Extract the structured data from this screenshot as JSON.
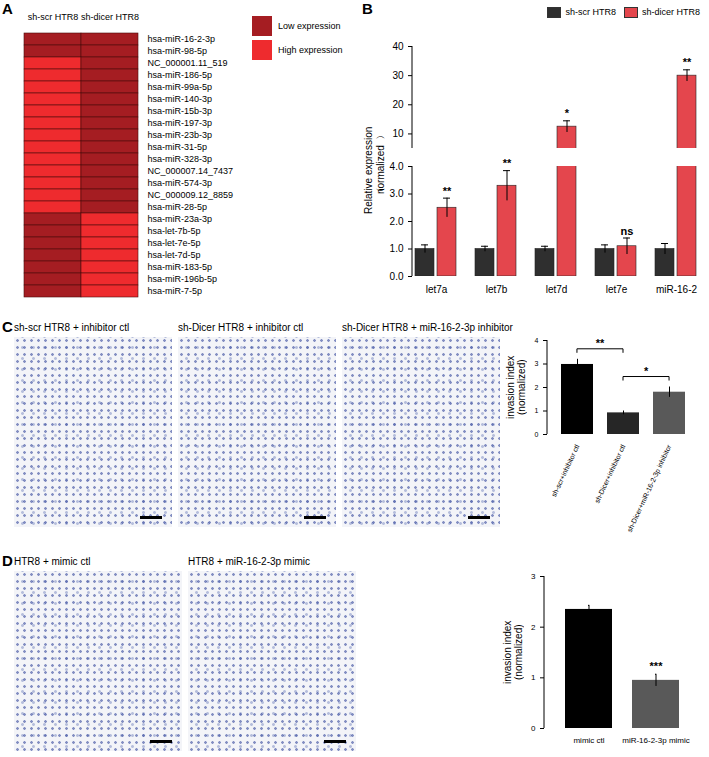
{
  "chart_data": [
    {
      "type": "heatmap",
      "annotations": [
        "A"
      ],
      "columns": [
        "sh-scr HTR8",
        "sh-dicer HTR8"
      ],
      "rows": [
        "hsa-miR-16-2-3p",
        "hsa-miR-98-5p",
        "NC_000001.11_519",
        "hsa-miR-186-5p",
        "hsa-miR-99a-5p",
        "hsa-miR-140-3p",
        "hsa-miR-15b-3p",
        "hsa-miR-197-3p",
        "hsa-miR-23b-3p",
        "hsa-miR-31-5p",
        "hsa-miR-328-3p",
        "NC_000007.14_7437",
        "hsa-miR-574-3p",
        "NC_000009.12_8859",
        "hsa-miR-28-5p",
        "hsa-miR-23a-3p",
        "hsa-let-7b-5p",
        "hsa-let-7e-5p",
        "hsa-let-7d-5p",
        "hsa-miR-183-5p",
        "hsa-miR-196b-5p",
        "hsa-miR-7-5p"
      ],
      "levels": [
        "Low expression",
        "High expression"
      ],
      "colors": [
        "#a51d22",
        "#ee2b2e"
      ],
      "cells": [
        [
          "Low expression",
          "Low expression"
        ],
        [
          "Low expression",
          "Low expression"
        ],
        [
          "High expression",
          "Low expression"
        ],
        [
          "High expression",
          "Low expression"
        ],
        [
          "High expression",
          "Low expression"
        ],
        [
          "High expression",
          "Low expression"
        ],
        [
          "High expression",
          "Low expression"
        ],
        [
          "High expression",
          "Low expression"
        ],
        [
          "High expression",
          "Low expression"
        ],
        [
          "High expression",
          "Low expression"
        ],
        [
          "High expression",
          "Low expression"
        ],
        [
          "High expression",
          "Low expression"
        ],
        [
          "High expression",
          "Low expression"
        ],
        [
          "High expression",
          "Low expression"
        ],
        [
          "High expression",
          "Low expression"
        ],
        [
          "Low expression",
          "High expression"
        ],
        [
          "Low expression",
          "High expression"
        ],
        [
          "Low expression",
          "High expression"
        ],
        [
          "Low expression",
          "High expression"
        ],
        [
          "Low expression",
          "High expression"
        ],
        [
          "Low expression",
          "High expression"
        ],
        [
          "Low expression",
          "High expression"
        ]
      ]
    },
    {
      "type": "bar",
      "annotations": [
        "B"
      ],
      "categories": [
        "let7a",
        "let7b",
        "let7d",
        "let7e",
        "miR-16-2"
      ],
      "series": [
        {
          "name": "sh-scr HTR8",
          "color": "#2f2f2f",
          "values": [
            1,
            1,
            1,
            1,
            1
          ],
          "errors": [
            0.15,
            0.1,
            0.1,
            0.15,
            0.2
          ]
        },
        {
          "name": "sh-dicer HTR8",
          "color": "#e4464d",
          "values": [
            2.5,
            3.3,
            12.5,
            1.1,
            30
          ],
          "errors": [
            0.35,
            0.55,
            2,
            0.3,
            2
          ],
          "significance": [
            "**",
            "**",
            "*",
            "ns",
            "**"
          ]
        }
      ],
      "ylabel": "Relative expression\n（normalized）",
      "ylim_lower": [
        0,
        4
      ],
      "yticks_lower": [
        0,
        1,
        2,
        3,
        4
      ],
      "ylim_upper": [
        5,
        40
      ],
      "yticks_upper": [
        10,
        20,
        30,
        40
      ],
      "legend": "top-right"
    },
    {
      "type": "bar",
      "annotations": [
        "C"
      ],
      "images": [
        "sh-scr HTR8 + inhibitor ctl",
        "sh-Dicer HTR8 + inhibitor ctl",
        "sh-Dicer HTR8 + miR-16-2-3p inhibitor"
      ],
      "categories": [
        "sh-scr+inhibitor ctl",
        "sh-Dicer+inhibitor ctl",
        "sh-Dicer+miR-16-2-3p inhibitor"
      ],
      "values": [
        2.98,
        0.92,
        1.8
      ],
      "errors": [
        0.22,
        0.08,
        0.22
      ],
      "colors": [
        "#000000",
        "#262626",
        "#595959"
      ],
      "ylabel": "invasion index\n(normalized)",
      "ylim": [
        0,
        4
      ],
      "yticks": [
        0,
        1,
        2,
        3,
        4
      ],
      "comparisons": [
        {
          "from": "sh-scr+inhibitor ctl",
          "to": "sh-Dicer+inhibitor ctl",
          "label": "**"
        },
        {
          "from": "sh-Dicer+inhibitor ctl",
          "to": "sh-Dicer+miR-16-2-3p inhibitor",
          "label": "*"
        }
      ]
    },
    {
      "type": "bar",
      "annotations": [
        "D"
      ],
      "images": [
        "HTR8 + mimic ctl",
        "HTR8 + miR-16-2-3p mimic"
      ],
      "categories": [
        "mimic ctl",
        "miR-16-2-3p mimic"
      ],
      "values": [
        2.35,
        0.95
      ],
      "errors": [
        0.08,
        0.12
      ],
      "colors": [
        "#000000",
        "#595959"
      ],
      "significance": [
        null,
        "***"
      ],
      "ylabel": "invasion index\n(normalized)",
      "ylim": [
        0,
        3
      ],
      "yticks": [
        0,
        1,
        2,
        3
      ]
    }
  ]
}
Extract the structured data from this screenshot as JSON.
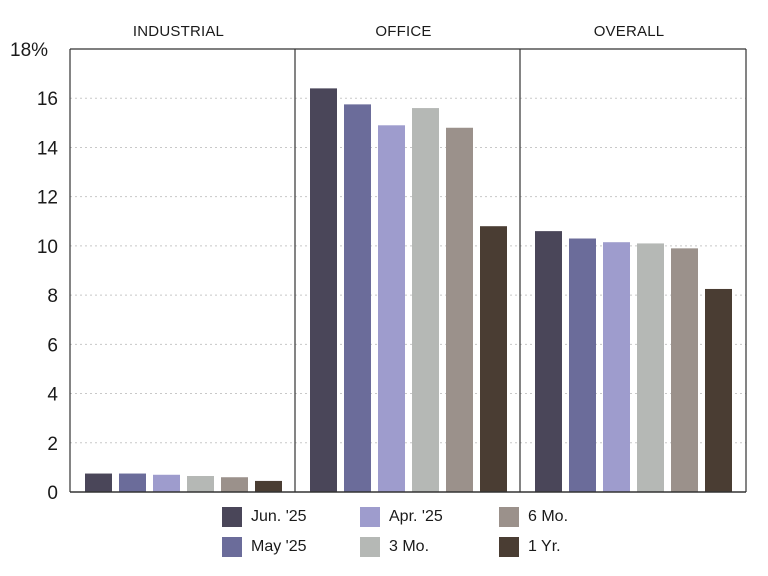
{
  "chart_data": {
    "type": "bar",
    "panels": [
      "INDUSTRIAL",
      "OFFICE",
      "OVERALL"
    ],
    "series": [
      {
        "name": "Jun. '25",
        "color": "#4a4659",
        "values": [
          0.75,
          16.4,
          10.6
        ]
      },
      {
        "name": "May '25",
        "color": "#6b6c9a",
        "values": [
          0.75,
          15.75,
          10.3
        ]
      },
      {
        "name": "Apr. '25",
        "color": "#9e9ccd",
        "values": [
          0.7,
          14.9,
          10.15
        ]
      },
      {
        "name": "3 Mo.",
        "color": "#b5b8b5",
        "values": [
          0.65,
          15.6,
          10.1
        ]
      },
      {
        "name": "6 Mo.",
        "color": "#9b918b",
        "values": [
          0.6,
          14.8,
          9.9
        ]
      },
      {
        "name": "1 Yr.",
        "color": "#4a3d33",
        "values": [
          0.45,
          10.8,
          8.25
        ]
      }
    ],
    "y_ticks": [
      "0",
      "2",
      "4",
      "6",
      "8",
      "10",
      "12",
      "14",
      "16",
      "18%"
    ],
    "ylim": [
      0,
      18
    ],
    "grid": true,
    "legend_position": "bottom"
  }
}
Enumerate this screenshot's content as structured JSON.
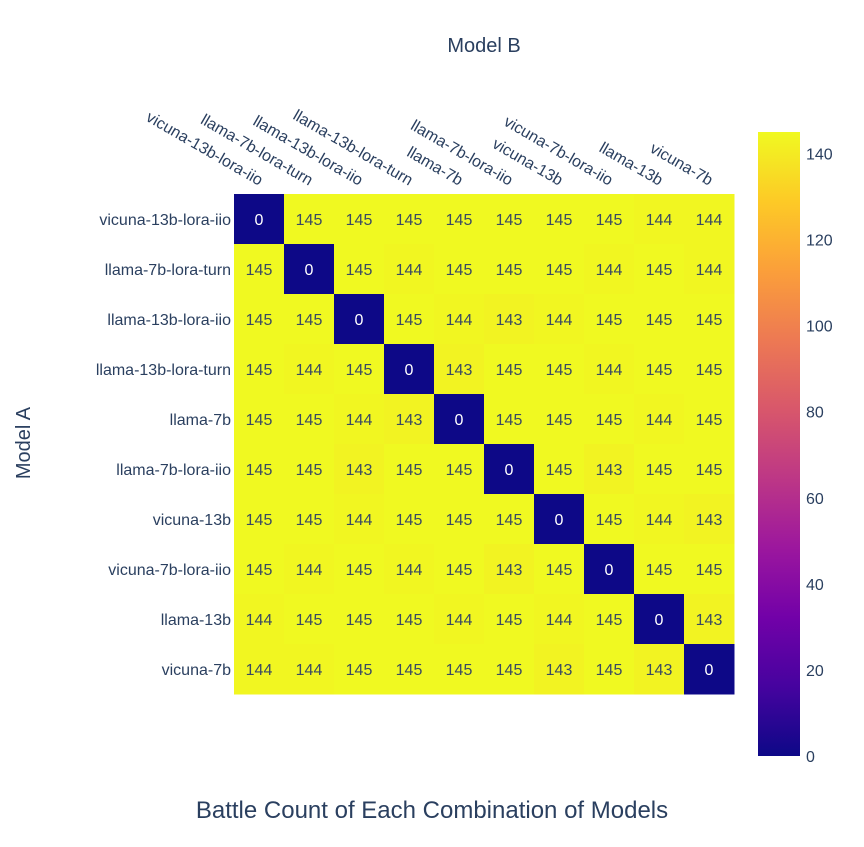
{
  "chart_data": {
    "type": "heatmap",
    "title": "Battle Count of Each Combination of Models",
    "xlabel": "Model B",
    "ylabel": "Model A",
    "x_categories": [
      "vicuna-13b-lora-iio",
      "llama-7b-lora-turn",
      "llama-13b-lora-iio",
      "llama-13b-lora-turn",
      "llama-7b",
      "llama-7b-lora-iio",
      "vicuna-13b",
      "vicuna-7b-lora-iio",
      "llama-13b",
      "vicuna-7b"
    ],
    "y_categories": [
      "vicuna-13b-lora-iio",
      "llama-7b-lora-turn",
      "llama-13b-lora-iio",
      "llama-13b-lora-turn",
      "llama-7b",
      "llama-7b-lora-iio",
      "vicuna-13b",
      "vicuna-7b-lora-iio",
      "llama-13b",
      "vicuna-7b"
    ],
    "values": [
      [
        0,
        145,
        145,
        145,
        145,
        145,
        145,
        145,
        144,
        144
      ],
      [
        145,
        0,
        145,
        144,
        145,
        145,
        145,
        144,
        145,
        144
      ],
      [
        145,
        145,
        0,
        145,
        144,
        143,
        144,
        145,
        145,
        145
      ],
      [
        145,
        144,
        145,
        0,
        143,
        145,
        145,
        144,
        145,
        145
      ],
      [
        145,
        145,
        144,
        143,
        0,
        145,
        145,
        145,
        144,
        145
      ],
      [
        145,
        145,
        143,
        145,
        145,
        0,
        145,
        143,
        145,
        145
      ],
      [
        145,
        145,
        144,
        145,
        145,
        145,
        0,
        145,
        144,
        143
      ],
      [
        145,
        144,
        145,
        144,
        145,
        143,
        145,
        0,
        145,
        145
      ],
      [
        144,
        145,
        145,
        145,
        144,
        145,
        144,
        145,
        0,
        143
      ],
      [
        144,
        144,
        145,
        145,
        145,
        145,
        143,
        145,
        143,
        0
      ]
    ],
    "colorbar": {
      "ticks": [
        0,
        20,
        40,
        60,
        80,
        100,
        120,
        140
      ],
      "zmin": 0,
      "zmax": 145
    },
    "colorscale": [
      "#0d0887",
      "#46039f",
      "#7201a8",
      "#9c179e",
      "#bd3786",
      "#d8576b",
      "#ed7953",
      "#fb9f3a",
      "#fdca26",
      "#f0f921"
    ],
    "x_axis_side": "top",
    "grid": false
  }
}
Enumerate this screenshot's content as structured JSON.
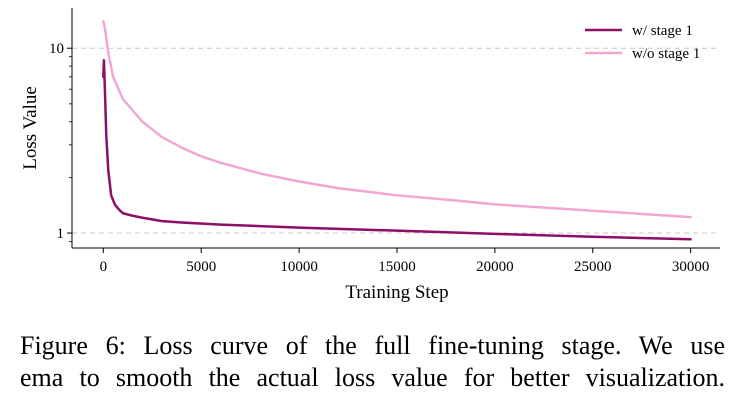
{
  "chart_data": {
    "type": "line",
    "title": "",
    "xlabel": "Training Step",
    "ylabel": "Loss Value",
    "yscale": "log",
    "xlim": [
      -1600,
      31500
    ],
    "ylim": [
      0.83,
      16.5
    ],
    "xticks": [
      0,
      5000,
      10000,
      15000,
      20000,
      25000,
      30000
    ],
    "xtick_labels": [
      "0",
      "5000",
      "10000",
      "15000",
      "20000",
      "25000",
      "30000"
    ],
    "yticks": [
      1,
      10
    ],
    "ytick_labels": [
      "1",
      "10"
    ],
    "ygrid_major": true,
    "legend_position": "top-right",
    "series": [
      {
        "name": "w/ stage 1",
        "color": "#8b1066",
        "points": [
          [
            0,
            7.0
          ],
          [
            30,
            8.6
          ],
          [
            80,
            6.0
          ],
          [
            150,
            3.4
          ],
          [
            250,
            2.2
          ],
          [
            400,
            1.6
          ],
          [
            600,
            1.42
          ],
          [
            800,
            1.34
          ],
          [
            1000,
            1.28
          ],
          [
            1500,
            1.24
          ],
          [
            2000,
            1.21
          ],
          [
            3000,
            1.16
          ],
          [
            4000,
            1.14
          ],
          [
            6000,
            1.11
          ],
          [
            8000,
            1.09
          ],
          [
            10000,
            1.07
          ],
          [
            15000,
            1.03
          ],
          [
            20000,
            0.99
          ],
          [
            25000,
            0.955
          ],
          [
            30000,
            0.925
          ]
        ]
      },
      {
        "name": "w/o stage 1",
        "color": "#f0a8d2",
        "points": [
          [
            0,
            14.0
          ],
          [
            100,
            12.5
          ],
          [
            250,
            9.5
          ],
          [
            500,
            7.0
          ],
          [
            1000,
            5.3
          ],
          [
            2000,
            4.0
          ],
          [
            3000,
            3.3
          ],
          [
            4000,
            2.9
          ],
          [
            5000,
            2.6
          ],
          [
            6000,
            2.4
          ],
          [
            8000,
            2.1
          ],
          [
            10000,
            1.9
          ],
          [
            12000,
            1.75
          ],
          [
            15000,
            1.6
          ],
          [
            18000,
            1.5
          ],
          [
            20000,
            1.43
          ],
          [
            25000,
            1.32
          ],
          [
            30000,
            1.22
          ]
        ]
      }
    ]
  },
  "caption": {
    "line1": "Figure 6: Loss curve of the full fine-tuning stage. We use",
    "line2": "ema to smooth the actual loss value for better visualization."
  }
}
..............................
= Exercise objective =
Pull out every line in the material above where "stage" occurs.

= Output of the task =
        "name": "w/ stage 1",
        "name": "w/o stage 1",
    "line1": "Figure 6: Loss curve of the full fine-tuning stage. We use",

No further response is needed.